» **What you have to do**
Write out the material again word for word, dropping any images it holds.

» **Given information**
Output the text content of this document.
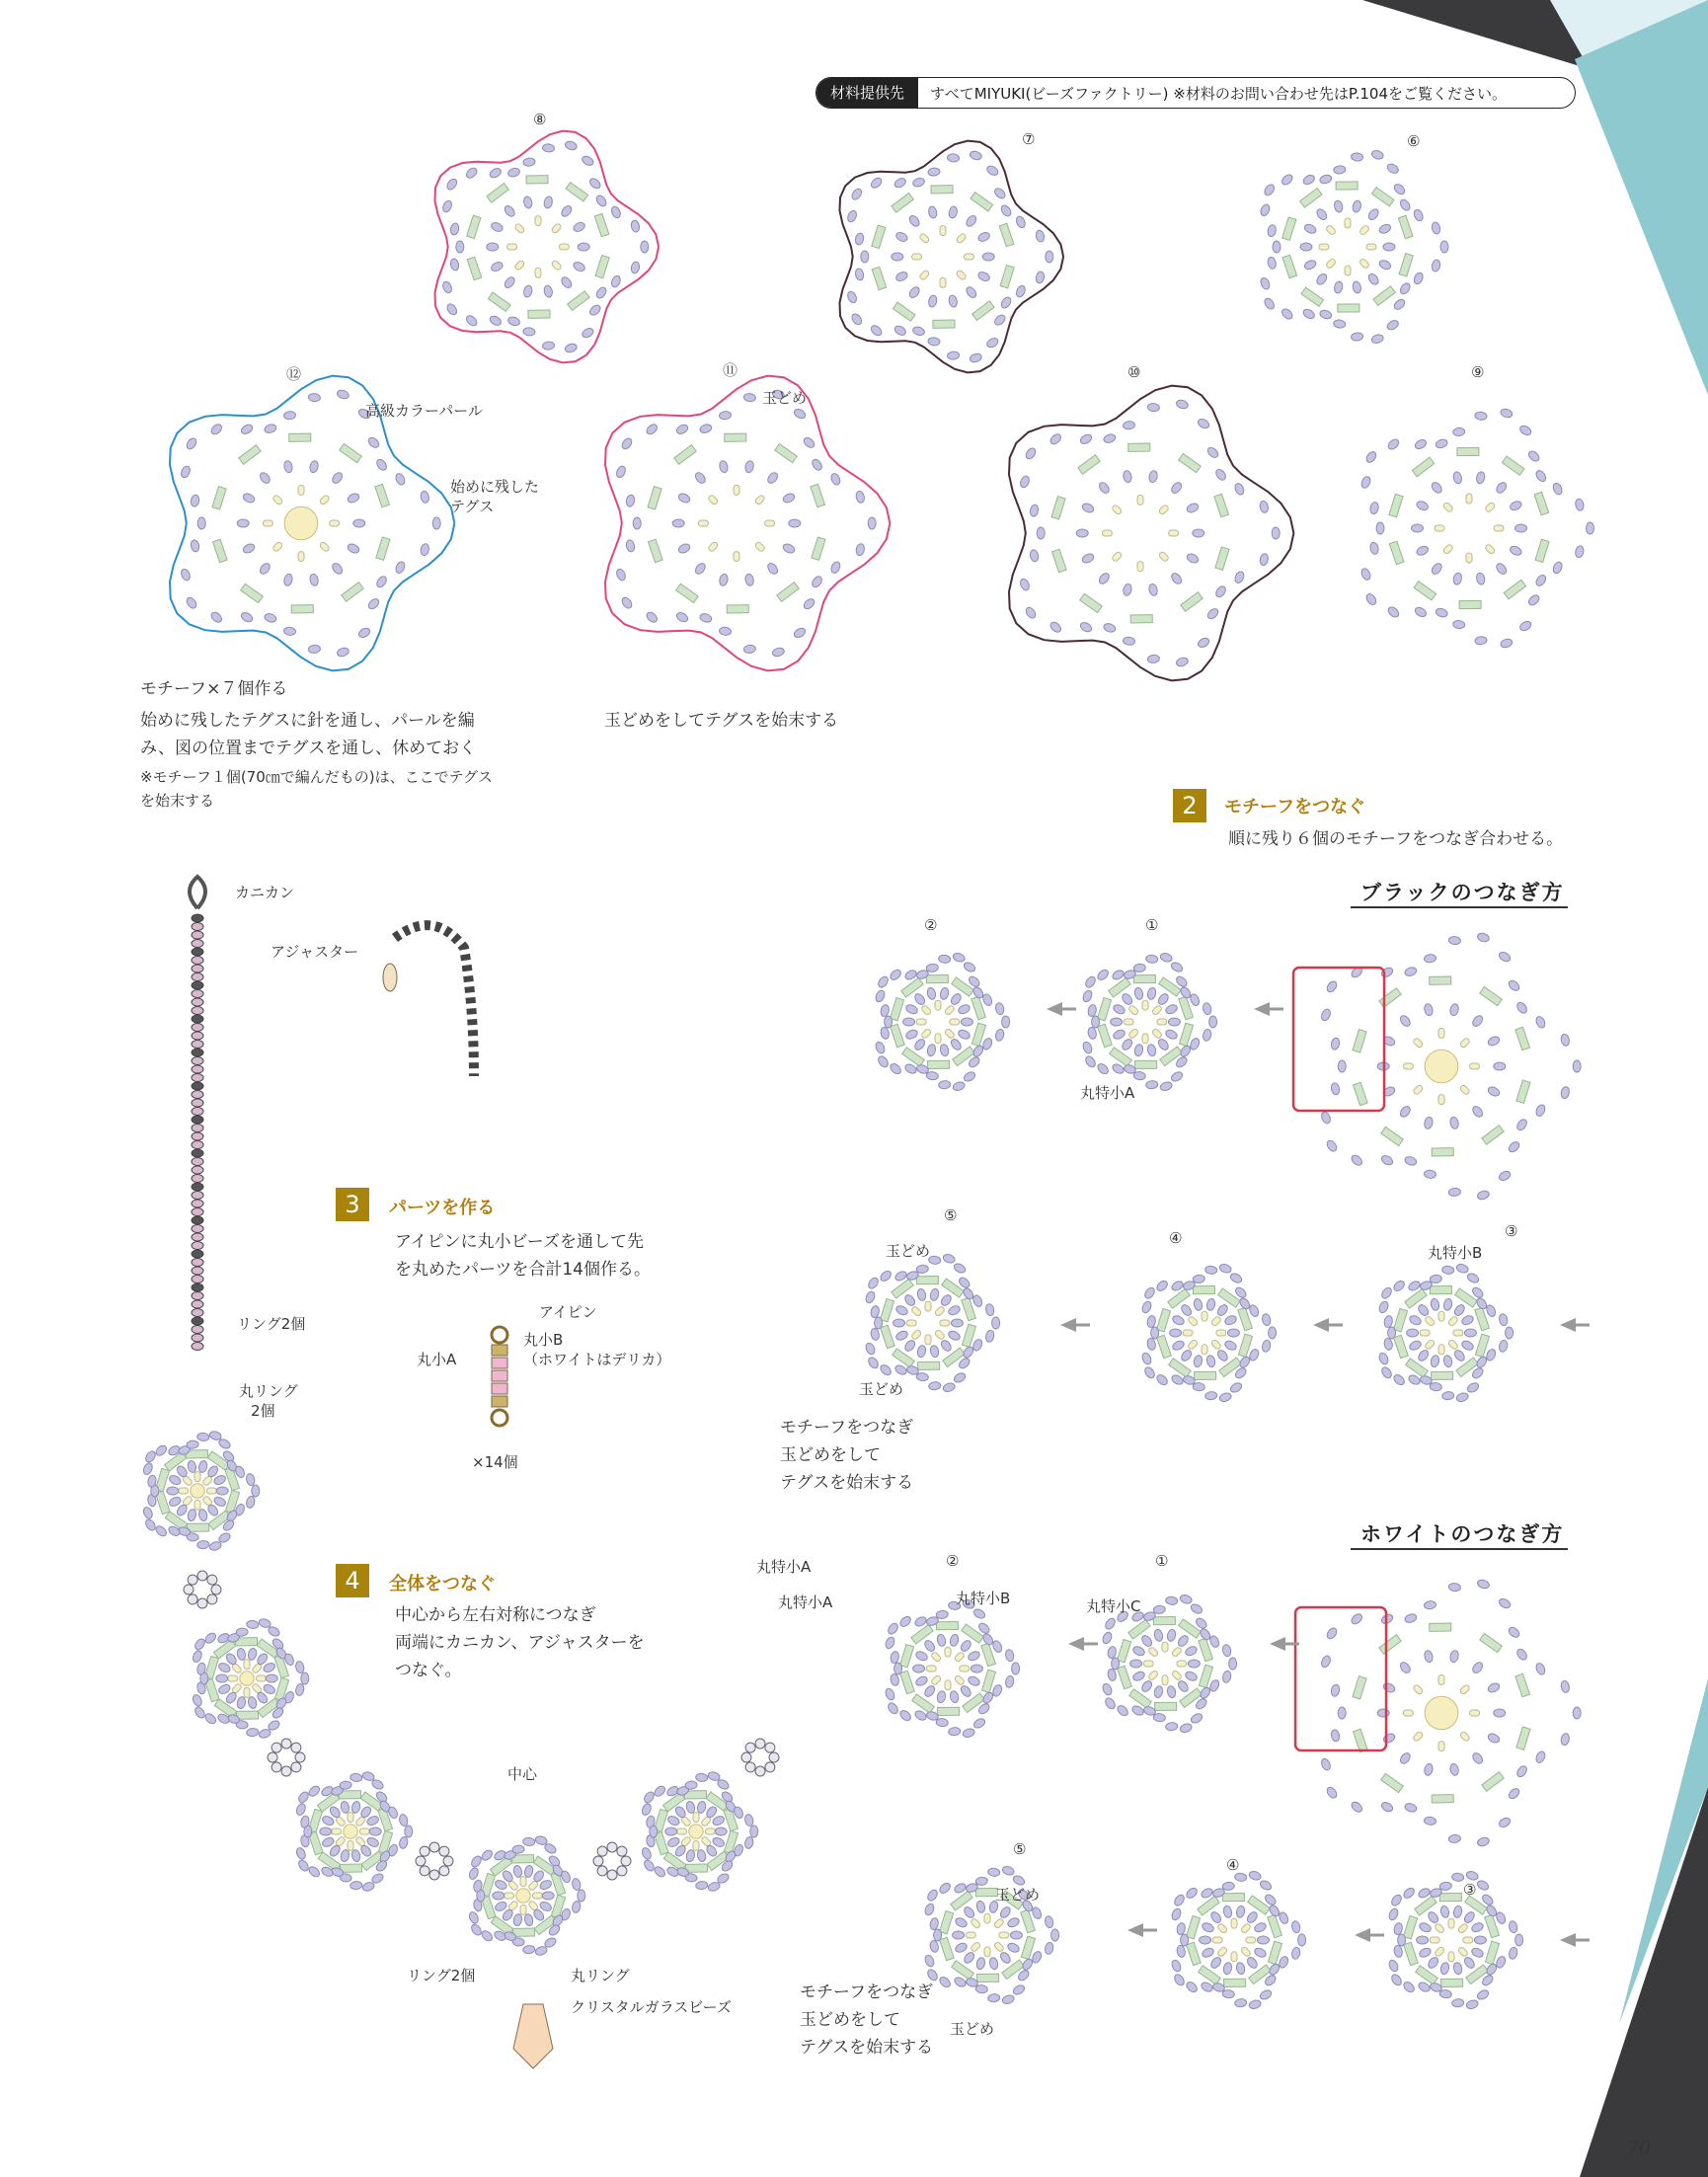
材料提供先	すべてMIYUKI(ビーズファクトリー) ※材料のお問い合わせ先はP.104をご覧ください。
⑧
⑦	⑥
⑫	⑪	⑩	⑨
高級カラーパール
始めに残した
テグス
玉どめ
モチーフ×７個作る
始めに残したテグスに針を通し、パールを編
み、図の位置までテグスを通し、休めておく
※モチーフ１個(70㎝で編んだもの)は、ここでテグス
を始末する
玉どめをしてテグスを始末する
2	モチーフをつなぐ
順に残り６個のモチーフをつなぎ合わせる。
ブラックのつなぎ方
②	①
丸特小A
⑤
④	③
丸特小B
玉どめ
玉どめ
モチーフをつなぎ
玉どめをして
テグスを始末する
ホワイトのつなぎ方
丸特小A
丸特小A
②
丸特小B
①
丸特小C
⑤
④
③
玉どめ
玉どめ
モチーフをつなぎ
玉どめをして
テグスを始末する
3	パーツを作る
アイピンに丸小ビーズを通して先
を丸めたパーツを合計14個作る。
アイピン
丸小A
丸小B
（ホワイトはデリカ）
×14個
4	全体をつなぐ
中心から左右対称につなぎ
両端にカニカン、アジャスターを
つなぐ。
カニカン
アジャスター
リング2個
丸リング
2個
中心
リング2個	丸リング
クリスタルガラスビーズ
70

» **Output of the task**
Output the text content of this document.
材料提供先	すべてMIYUKI(ビーズファクトリー) ※材料のお問い合わせ先はP.104をご覧ください。
⑧
⑦	⑥
⑫	⑪	⑩	⑨
高級カラーパール
始めに残した
テグス
玉どめ
モチーフ×７個作る
始めに残したテグスに針を通し、パールを編
み、図の位置までテグスを通し、休めておく
※モチーフ１個(70㎝で編んだもの)は、ここでテグス
を始末する
玉どめをしてテグスを始末する
2	モチーフをつなぐ
順に残り６個のモチーフをつなぎ合わせる。
ブラックのつなぎ方
②	①
丸特小A
⑤
④	③
丸特小B
玉どめ
玉どめ
モチーフをつなぎ
玉どめをして
テグスを始末する
ホワイトのつなぎ方
丸特小A
丸特小A
②
丸特小B
①
丸特小C
⑤
④
③
玉どめ
玉どめ
モチーフをつなぎ
玉どめをして
テグスを始末する
3	パーツを作る
アイピンに丸小ビーズを通して先
を丸めたパーツを合計14個作る。
アイピン
丸小A
丸小B
（ホワイトはデリカ）
×14個
4	全体をつなぐ
中心から左右対称につなぎ
両端にカニカン、アジャスターを
つなぐ。
カニカン
アジャスター
リング2個
丸リング
2個
中心
リング2個	丸リング
クリスタルガラスビーズ
70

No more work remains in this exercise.